═════ Data section ═════
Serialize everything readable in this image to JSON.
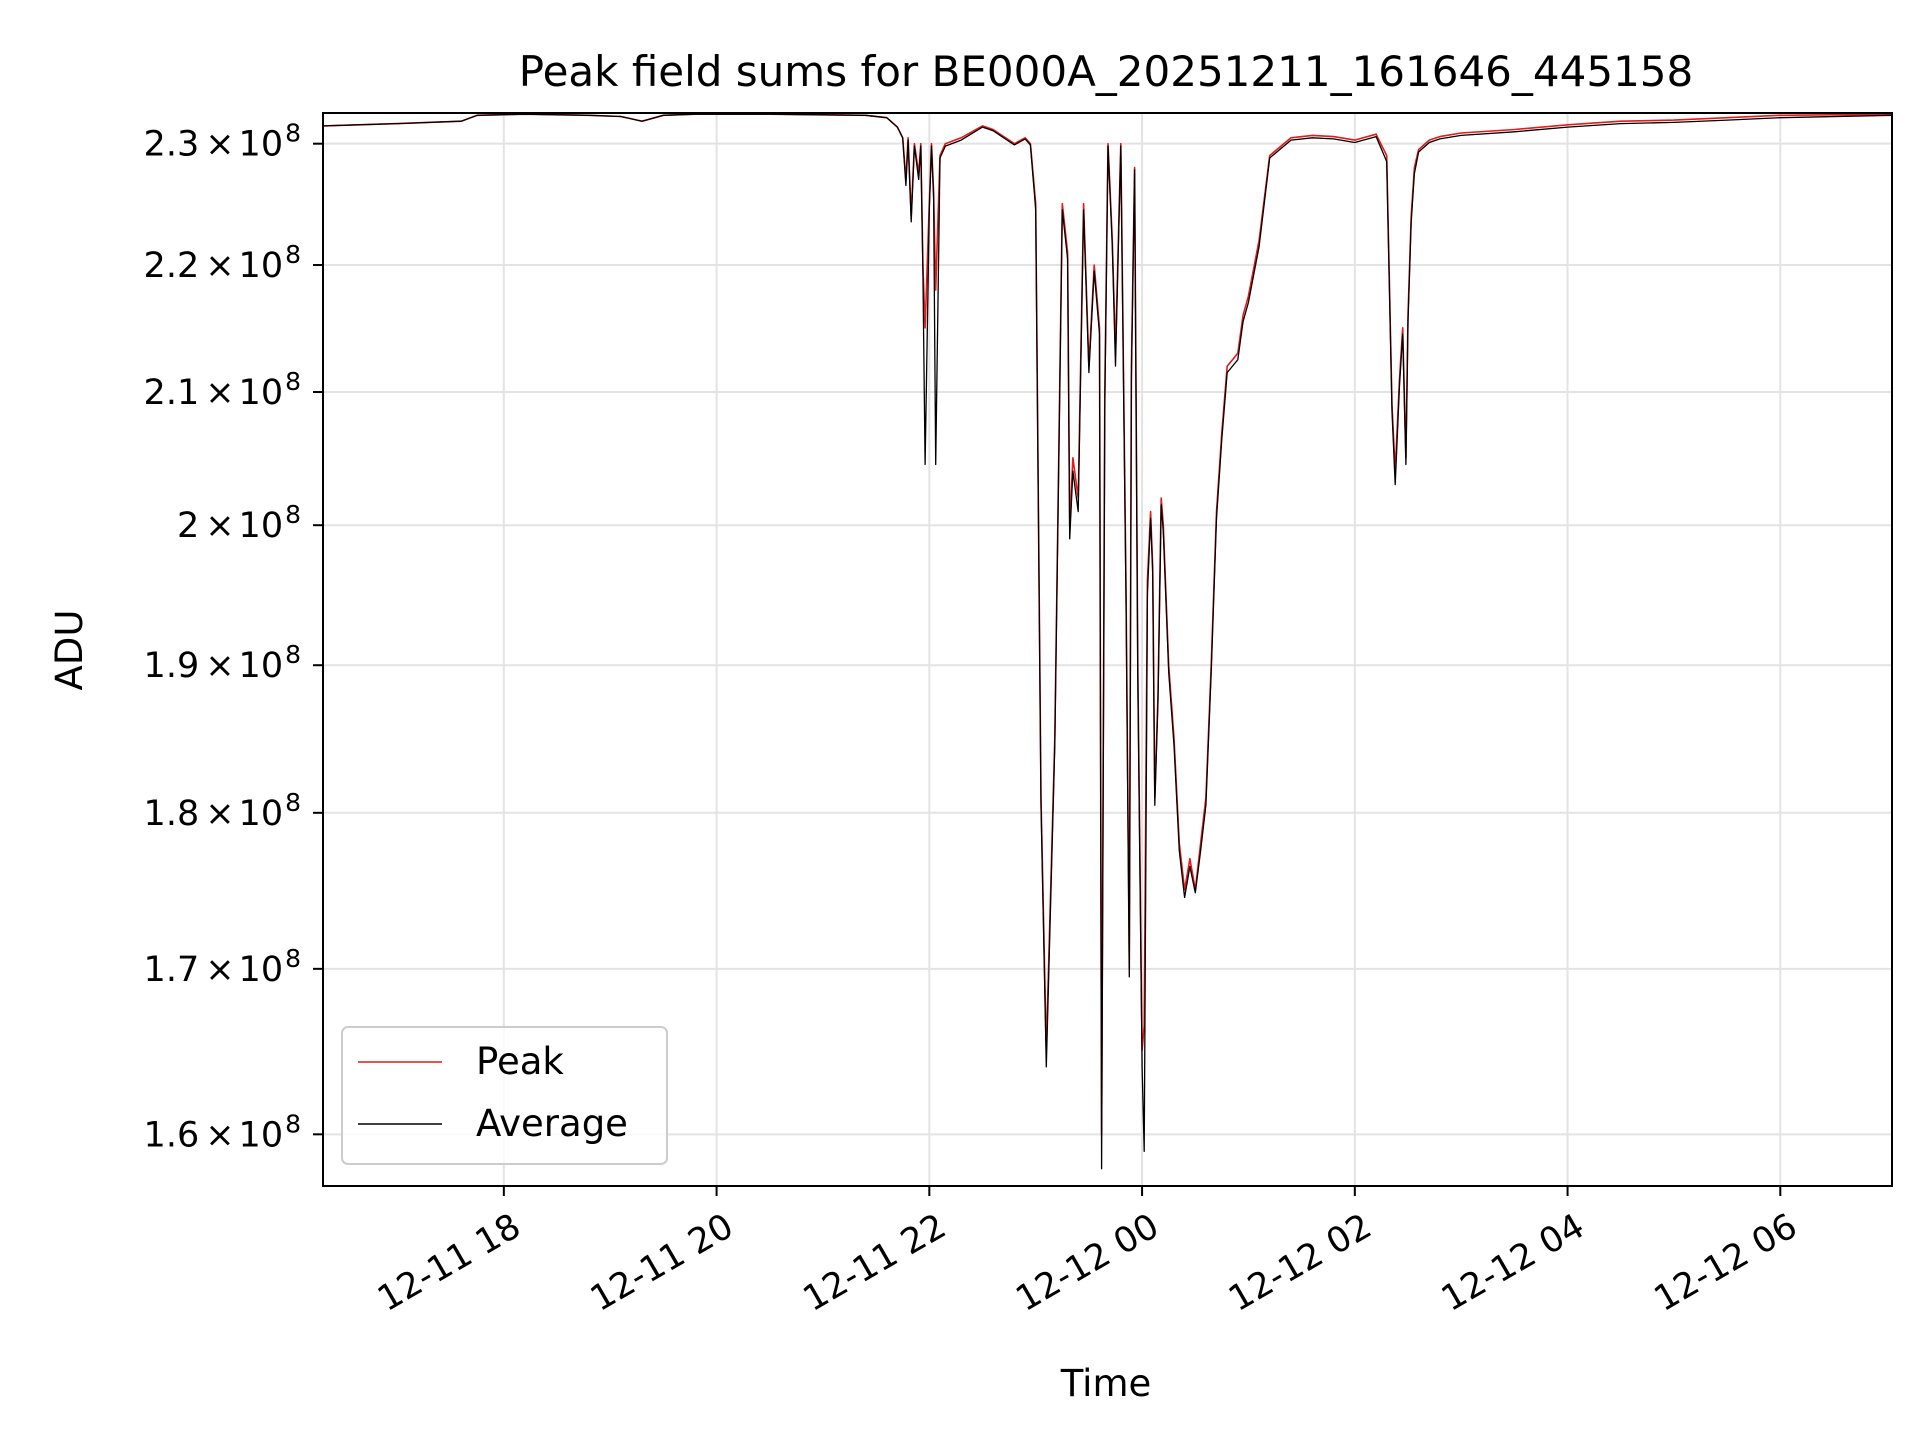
{
  "chart_data": {
    "type": "line",
    "title": "Peak field sums for BE000A_20251211_161646_445158",
    "xlabel": "Time",
    "ylabel": "ADU",
    "x_unit": "hours since 2025-12-11 00:00",
    "xlim": [
      16.3,
      31.05
    ],
    "ylim": [
      157000000,
      232600000
    ],
    "y_scale": "log",
    "grid": true,
    "legend": {
      "position": "lower-left",
      "entries": [
        "Peak",
        "Average"
      ]
    },
    "x_ticks": [
      {
        "value": 18,
        "label": "12-11 18"
      },
      {
        "value": 20,
        "label": "12-11 20"
      },
      {
        "value": 22,
        "label": "12-11 22"
      },
      {
        "value": 24,
        "label": "12-12 00"
      },
      {
        "value": 26,
        "label": "12-12 02"
      },
      {
        "value": 28,
        "label": "12-12 04"
      },
      {
        "value": 30,
        "label": "12-12 06"
      }
    ],
    "y_ticks": [
      {
        "value": 160000000,
        "mantissa": "1.6",
        "times": "×",
        "base": "10",
        "exp": "8"
      },
      {
        "value": 170000000,
        "mantissa": "1.7",
        "times": "×",
        "base": "10",
        "exp": "8"
      },
      {
        "value": 180000000,
        "mantissa": "1.8",
        "times": "×",
        "base": "10",
        "exp": "8"
      },
      {
        "value": 190000000,
        "mantissa": "1.9",
        "times": "×",
        "base": "10",
        "exp": "8"
      },
      {
        "value": 200000000,
        "mantissa": "2",
        "times": "×",
        "base": "10",
        "exp": "8"
      },
      {
        "value": 210000000,
        "mantissa": "2.1",
        "times": "×",
        "base": "10",
        "exp": "8"
      },
      {
        "value": 220000000,
        "mantissa": "2.2",
        "times": "×",
        "base": "10",
        "exp": "8"
      },
      {
        "value": 230000000,
        "mantissa": "2.3",
        "times": "×",
        "base": "10",
        "exp": "8"
      }
    ],
    "series": [
      {
        "name": "Peak",
        "color": "#e41a1c",
        "x": [
          16.3,
          17.0,
          17.6,
          17.75,
          18.2,
          18.8,
          19.1,
          19.3,
          19.5,
          19.8,
          20.5,
          21.0,
          21.4,
          21.6,
          21.7,
          21.75,
          21.78,
          21.8,
          21.83,
          21.86,
          21.9,
          21.92,
          21.94,
          21.96,
          22.0,
          22.02,
          22.04,
          22.06,
          22.1,
          22.15,
          22.3,
          22.5,
          22.6,
          22.8,
          22.9,
          22.95,
          23.0,
          23.05,
          23.1,
          23.18,
          23.25,
          23.3,
          23.32,
          23.35,
          23.4,
          23.45,
          23.5,
          23.55,
          23.6,
          23.62,
          23.65,
          23.68,
          23.72,
          23.75,
          23.8,
          23.85,
          23.88,
          23.9,
          23.93,
          23.96,
          24.0,
          24.02,
          24.05,
          24.08,
          24.1,
          24.12,
          24.15,
          24.18,
          24.2,
          24.25,
          24.3,
          24.35,
          24.4,
          24.45,
          24.5,
          24.55,
          24.6,
          24.65,
          24.7,
          24.75,
          24.8,
          24.85,
          24.9,
          24.95,
          25.0,
          25.1,
          25.2,
          25.4,
          25.6,
          25.8,
          26.0,
          26.2,
          26.3,
          26.35,
          26.38,
          26.42,
          26.45,
          26.48,
          26.5,
          26.53,
          26.56,
          26.6,
          26.7,
          26.8,
          27.0,
          27.5,
          28.0,
          28.5,
          29.0,
          29.5,
          30.0,
          31.05
        ],
        "y": [
          231500000,
          231700000,
          231900000,
          232400000,
          232500000,
          232400000,
          232300000,
          231900000,
          232400000,
          232500000,
          232500000,
          232450000,
          232400000,
          232200000,
          231400000,
          230500000,
          227000000,
          230500000,
          224000000,
          230000000,
          227500000,
          230000000,
          220000000,
          215000000,
          225000000,
          230000000,
          226000000,
          218000000,
          229000000,
          230000000,
          230500000,
          231500000,
          231200000,
          230000000,
          230500000,
          230000000,
          225000000,
          181000000,
          165000000,
          185000000,
          225000000,
          221000000,
          200000000,
          205000000,
          202000000,
          225000000,
          212000000,
          220000000,
          215000000,
          160000000,
          210000000,
          230000000,
          222000000,
          213000000,
          230000000,
          195000000,
          170000000,
          212000000,
          228000000,
          190000000,
          165000000,
          166500000,
          196000000,
          201000000,
          197000000,
          181000000,
          188000000,
          202000000,
          200000000,
          190000000,
          185000000,
          178000000,
          175000000,
          177000000,
          175000000,
          178000000,
          181000000,
          190000000,
          201000000,
          207000000,
          212000000,
          212500000,
          213000000,
          216000000,
          217500000,
          222000000,
          229000000,
          230500000,
          230700000,
          230600000,
          230300000,
          230800000,
          229000000,
          209000000,
          204000000,
          211000000,
          215000000,
          205000000,
          216000000,
          224000000,
          228000000,
          229500000,
          230300000,
          230600000,
          230900000,
          231200000,
          231600000,
          231900000,
          232000000,
          232200000,
          232400000,
          232500000
        ]
      },
      {
        "name": "Average",
        "color": "#000000",
        "x": [
          16.3,
          17.0,
          17.6,
          17.75,
          18.2,
          18.8,
          19.1,
          19.3,
          19.5,
          19.8,
          20.5,
          21.0,
          21.4,
          21.6,
          21.7,
          21.75,
          21.78,
          21.8,
          21.83,
          21.86,
          21.9,
          21.92,
          21.94,
          21.96,
          22.0,
          22.02,
          22.04,
          22.06,
          22.1,
          22.15,
          22.3,
          22.5,
          22.6,
          22.8,
          22.9,
          22.95,
          23.0,
          23.05,
          23.1,
          23.18,
          23.25,
          23.3,
          23.32,
          23.35,
          23.4,
          23.45,
          23.5,
          23.55,
          23.6,
          23.62,
          23.65,
          23.68,
          23.72,
          23.75,
          23.8,
          23.85,
          23.88,
          23.9,
          23.93,
          23.96,
          24.0,
          24.02,
          24.05,
          24.08,
          24.1,
          24.12,
          24.15,
          24.18,
          24.2,
          24.25,
          24.3,
          24.35,
          24.4,
          24.45,
          24.5,
          24.55,
          24.6,
          24.65,
          24.7,
          24.75,
          24.8,
          24.85,
          24.9,
          24.95,
          25.0,
          25.1,
          25.2,
          25.4,
          25.6,
          25.8,
          26.0,
          26.2,
          26.3,
          26.35,
          26.38,
          26.42,
          26.45,
          26.48,
          26.5,
          26.53,
          26.56,
          26.6,
          26.7,
          26.8,
          27.0,
          27.5,
          28.0,
          28.5,
          29.0,
          29.5,
          30.0,
          31.05
        ],
        "y": [
          231500000,
          231700000,
          231900000,
          232400000,
          232500000,
          232400000,
          232300000,
          231900000,
          232400000,
          232500000,
          232500000,
          232450000,
          232400000,
          232200000,
          231400000,
          230500000,
          226500000,
          230300000,
          223500000,
          229800000,
          227000000,
          229800000,
          219500000,
          204500000,
          224500000,
          229800000,
          225500000,
          204500000,
          228800000,
          229800000,
          230300000,
          231400000,
          231100000,
          229900000,
          230400000,
          229900000,
          224500000,
          180500000,
          164000000,
          184500000,
          224500000,
          220500000,
          199000000,
          204000000,
          201000000,
          224500000,
          211500000,
          219500000,
          214500000,
          158000000,
          209000000,
          229800000,
          221500000,
          212000000,
          229800000,
          194000000,
          169500000,
          211000000,
          227800000,
          189000000,
          164000000,
          159000000,
          195000000,
          200500000,
          196500000,
          180500000,
          187500000,
          201500000,
          199500000,
          189500000,
          184500000,
          177500000,
          174500000,
          176500000,
          174800000,
          177500000,
          180500000,
          189500000,
          200500000,
          206500000,
          211500000,
          212000000,
          212500000,
          215500000,
          217000000,
          221500000,
          228800000,
          230300000,
          230500000,
          230400000,
          230100000,
          230600000,
          228500000,
          208500000,
          203000000,
          210500000,
          214500000,
          204500000,
          215500000,
          223500000,
          227500000,
          229300000,
          230100000,
          230400000,
          230700000,
          231000000,
          231400000,
          231700000,
          231800000,
          232000000,
          232200000,
          232400000
        ]
      }
    ]
  }
}
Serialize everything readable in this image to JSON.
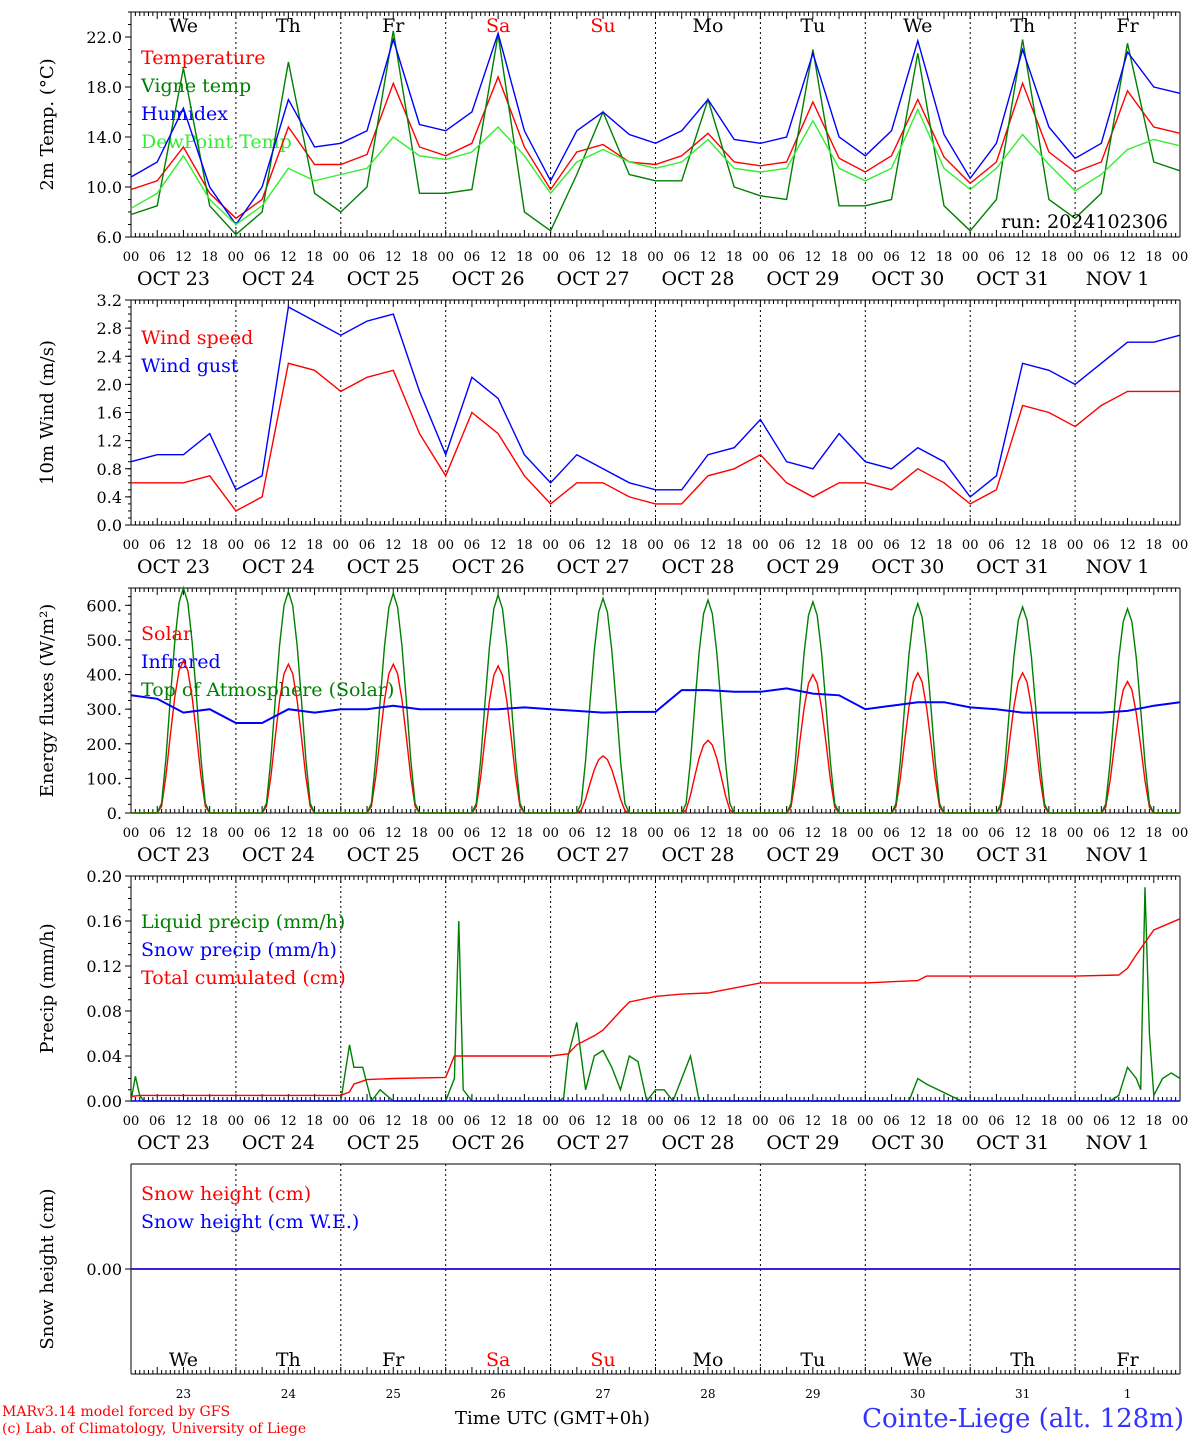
═════
Aim: A line counts if it holds the word "mantissa". How many lines of the entries count? Give the number only.

Response to this task: 8